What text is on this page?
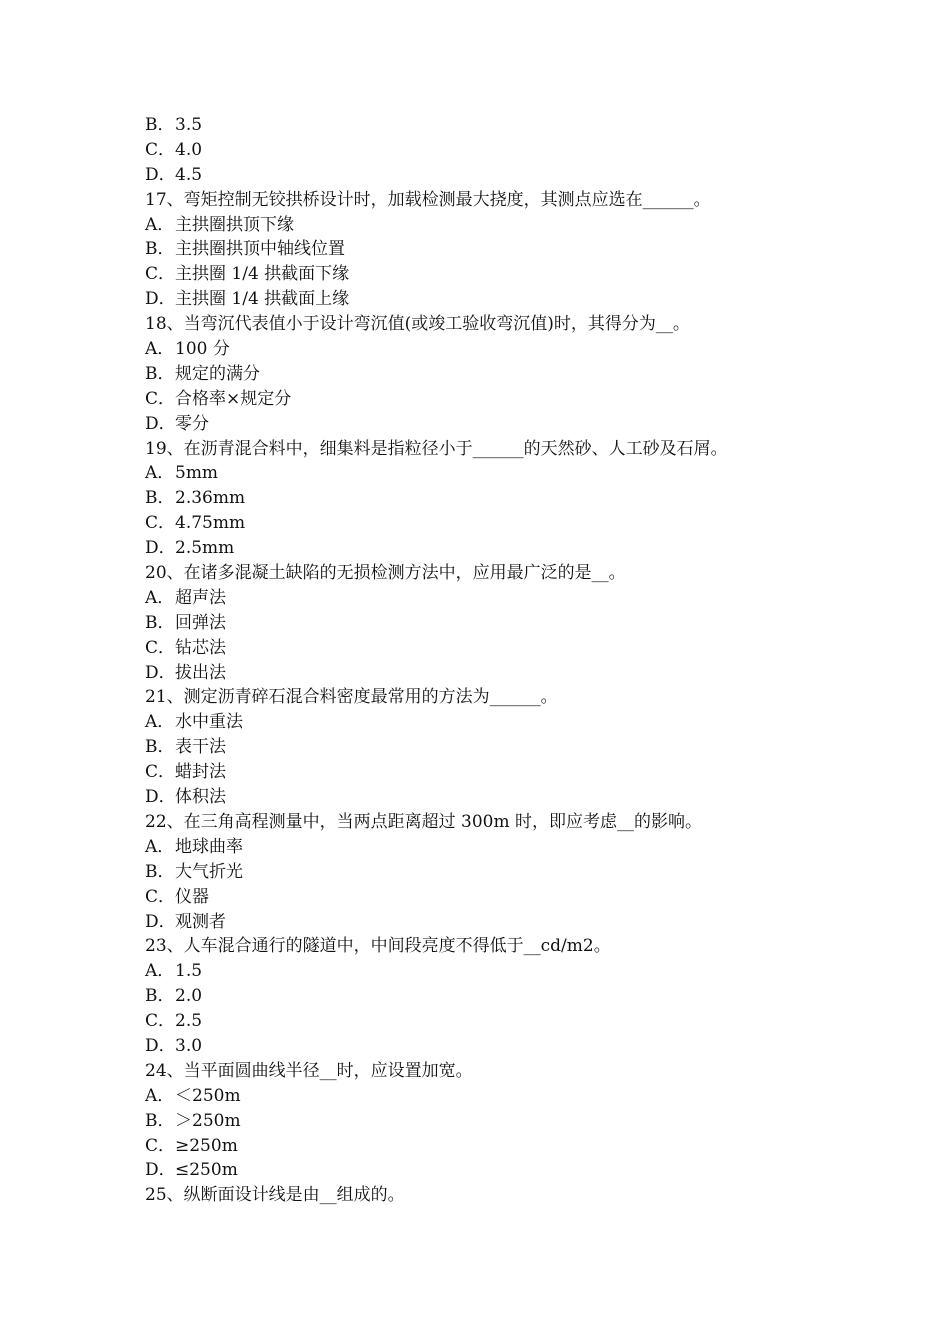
B． 3.5
C． 4.0
D． 4.5
17、弯矩控制无铰拱桥设计时，加载检测最大挠度，其测点应选在______。
A． 主拱圈拱顶下缘
B． 主拱圈拱顶中轴线位置
C． 主拱圈 1/4 拱截面下缘
D． 主拱圈 1/4 拱截面上缘
18、当弯沉代表值小于设计弯沉值(或竣工验收弯沉值)时，其得分为__。
A． 100 分
B． 规定的满分
C． 合格率×规定分
D． 零分
19、在沥青混合料中，细集料是指粒径小于______的天然砂、人工砂及石屑。
A． 5mm
B． 2.36mm
C． 4.75mm
D． 2.5mm
20、在诸多混凝土缺陷的无损检测方法中，应用最广泛的是__。
A． 超声法
B． 回弹法
C． 钻芯法
D． 拔出法
21、测定沥青碎石混合料密度最常用的方法为______。
A． 水中重法
B． 表干法
C． 蜡封法
D． 体积法
22、在三角高程测量中，当两点距离超过 300m 时，即应考虑__的影响。
A． 地球曲率
B． 大气折光
C． 仪器
D． 观测者
23、人车混合通行的隧道中，中间段亮度不得低于__cd/m2。
A． 1.5
B． 2.0
C． 2.5
D． 3.0
24、当平面圆曲线半径__时，应设置加宽。
A． ＜250m
B． ＞250m
C． ≥250m
D． ≤250m
25、纵断面设计线是由__组成的。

* * *

PROMPT →
Copy out all the entries exactly. Images stay out of the copy.

SOLUTION FOR THIS PROBLEM →
What text is on this page?
B． 3.5
C． 4.0
D． 4.5
17、弯矩控制无铰拱桥设计时，加载检测最大挠度，其测点应选在______。
A． 主拱圈拱顶下缘
B． 主拱圈拱顶中轴线位置
C． 主拱圈 1/4 拱截面下缘
D． 主拱圈 1/4 拱截面上缘
18、当弯沉代表值小于设计弯沉值(或竣工验收弯沉值)时，其得分为__。
A． 100 分
B． 规定的满分
C． 合格率×规定分
D． 零分
19、在沥青混合料中，细集料是指粒径小于______的天然砂、人工砂及石屑。
A． 5mm
B． 2.36mm
C． 4.75mm
D． 2.5mm
20、在诸多混凝土缺陷的无损检测方法中，应用最广泛的是__。
A． 超声法
B． 回弹法
C． 钻芯法
D． 拔出法
21、测定沥青碎石混合料密度最常用的方法为______。
A． 水中重法
B． 表干法
C． 蜡封法
D． 体积法
22、在三角高程测量中，当两点距离超过 300m 时，即应考虑__的影响。
A． 地球曲率
B． 大气折光
C． 仪器
D． 观测者
23、人车混合通行的隧道中，中间段亮度不得低于__cd/m2。
A． 1.5
B． 2.0
C． 2.5
D． 3.0
24、当平面圆曲线半径__时，应设置加宽。
A． ＜250m
B． ＞250m
C． ≥250m
D． ≤250m
25、纵断面设计线是由__组成的。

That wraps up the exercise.